## Your objective
Repeat, line for line, the entries printed below.

═══ Dataset records

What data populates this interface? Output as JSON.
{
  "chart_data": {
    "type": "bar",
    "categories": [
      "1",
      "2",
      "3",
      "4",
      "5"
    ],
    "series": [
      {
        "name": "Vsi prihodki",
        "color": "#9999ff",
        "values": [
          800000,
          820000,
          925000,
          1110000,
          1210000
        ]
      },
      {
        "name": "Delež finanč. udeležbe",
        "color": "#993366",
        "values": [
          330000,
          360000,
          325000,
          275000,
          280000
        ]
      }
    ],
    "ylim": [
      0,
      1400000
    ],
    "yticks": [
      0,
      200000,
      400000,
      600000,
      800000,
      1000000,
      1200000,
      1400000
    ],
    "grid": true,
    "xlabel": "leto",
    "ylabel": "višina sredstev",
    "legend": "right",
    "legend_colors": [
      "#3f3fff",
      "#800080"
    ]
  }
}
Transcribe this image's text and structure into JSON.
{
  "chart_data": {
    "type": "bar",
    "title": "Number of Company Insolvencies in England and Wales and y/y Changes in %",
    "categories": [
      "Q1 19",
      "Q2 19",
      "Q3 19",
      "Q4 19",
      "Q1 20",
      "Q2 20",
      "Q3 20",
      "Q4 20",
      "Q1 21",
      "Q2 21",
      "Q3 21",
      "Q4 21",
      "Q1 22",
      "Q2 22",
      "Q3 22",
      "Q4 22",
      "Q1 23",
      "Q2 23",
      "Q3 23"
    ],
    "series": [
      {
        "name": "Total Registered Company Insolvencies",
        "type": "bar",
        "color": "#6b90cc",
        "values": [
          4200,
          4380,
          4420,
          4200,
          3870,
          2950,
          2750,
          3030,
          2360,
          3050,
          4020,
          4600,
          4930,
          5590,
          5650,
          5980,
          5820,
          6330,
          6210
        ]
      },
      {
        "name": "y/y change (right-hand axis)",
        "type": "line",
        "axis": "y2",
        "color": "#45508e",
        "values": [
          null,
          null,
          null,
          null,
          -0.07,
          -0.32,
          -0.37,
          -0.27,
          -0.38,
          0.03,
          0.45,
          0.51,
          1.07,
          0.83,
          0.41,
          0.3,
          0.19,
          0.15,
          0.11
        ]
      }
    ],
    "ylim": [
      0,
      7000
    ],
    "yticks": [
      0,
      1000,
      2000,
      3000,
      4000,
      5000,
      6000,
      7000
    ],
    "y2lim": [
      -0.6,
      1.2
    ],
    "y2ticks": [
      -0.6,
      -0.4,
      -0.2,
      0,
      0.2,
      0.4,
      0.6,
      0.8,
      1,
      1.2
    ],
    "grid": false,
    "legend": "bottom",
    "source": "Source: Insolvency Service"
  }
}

══════

## Completed task
What data populates this interface? Output as JSON.
{
  "chart_data": {
    "type": "bar",
    "categories": [
      "1",
      "2",
      "3",
      "4",
      "5"
    ],
    "series": [
      {
        "name": "Vsi prihodki",
        "color": "#9999ff",
        "values": [
          800000,
          820000,
          925000,
          1110000,
          1210000
        ]
      },
      {
        "name": "Delež finanč. udeležbe",
        "color": "#993366",
        "values": [
          330000,
          360000,
          325000,
          275000,
          280000
        ]
      }
    ],
    "ylim": [
      0,
      1400000
    ],
    "yticks": [
      0,
      200000,
      400000,
      600000,
      800000,
      1000000,
      1200000,
      1400000
    ],
    "grid": true,
    "xlabel": "leto",
    "ylabel": "višina sredstev",
    "legend": "right",
    "legend_colors": [
      "#3f3fff",
      "#800080"
    ]
  }
}
Transcribe this image's text and structure into JSON.
{
  "chart_data": {
    "type": "bar",
    "title": "Number of Company Insolvencies in England and Wales and y/y Changes in %",
    "categories": [
      "Q1 19",
      "Q2 19",
      "Q3 19",
      "Q4 19",
      "Q1 20",
      "Q2 20",
      "Q3 20",
      "Q4 20",
      "Q1 21",
      "Q2 21",
      "Q3 21",
      "Q4 21",
      "Q1 22",
      "Q2 22",
      "Q3 22",
      "Q4 22",
      "Q1 23",
      "Q2 23",
      "Q3 23"
    ],
    "series": [
      {
        "name": "Total Registered Company Insolvencies",
        "type": "bar",
        "color": "#6b90cc",
        "values": [
          4200,
          4380,
          4420,
          4200,
          3870,
          2950,
          2750,
          3030,
          2360,
          3050,
          4020,
          4600,
          4930,
          5590,
          5650,
          5980,
          5820,
          6330,
          6210
        ]
      },
      {
        "name": "y/y change (right-hand axis)",
        "type": "line",
        "axis": "y2",
        "color": "#45508e",
        "values": [
          null,
          null,
          null,
          null,
          -0.07,
          -0.32,
          -0.37,
          -0.27,
          -0.38,
          0.03,
          0.45,
          0.51,
          1.07,
          0.83,
          0.41,
          0.3,
          0.19,
          0.15,
          0.11
        ]
      }
    ],
    "ylim": [
      0,
      7000
    ],
    "yticks": [
      0,
      1000,
      2000,
      3000,
      4000,
      5000,
      6000,
      7000
    ],
    "y2lim": [
      -0.6,
      1.2
    ],
    "y2ticks": [
      -0.6,
      -0.4,
      -0.2,
      0,
      0.2,
      0.4,
      0.6,
      0.8,
      1,
      1.2
    ],
    "grid": false,
    "legend": "bottom",
    "source": "Source: Insolvency Service"
  }
}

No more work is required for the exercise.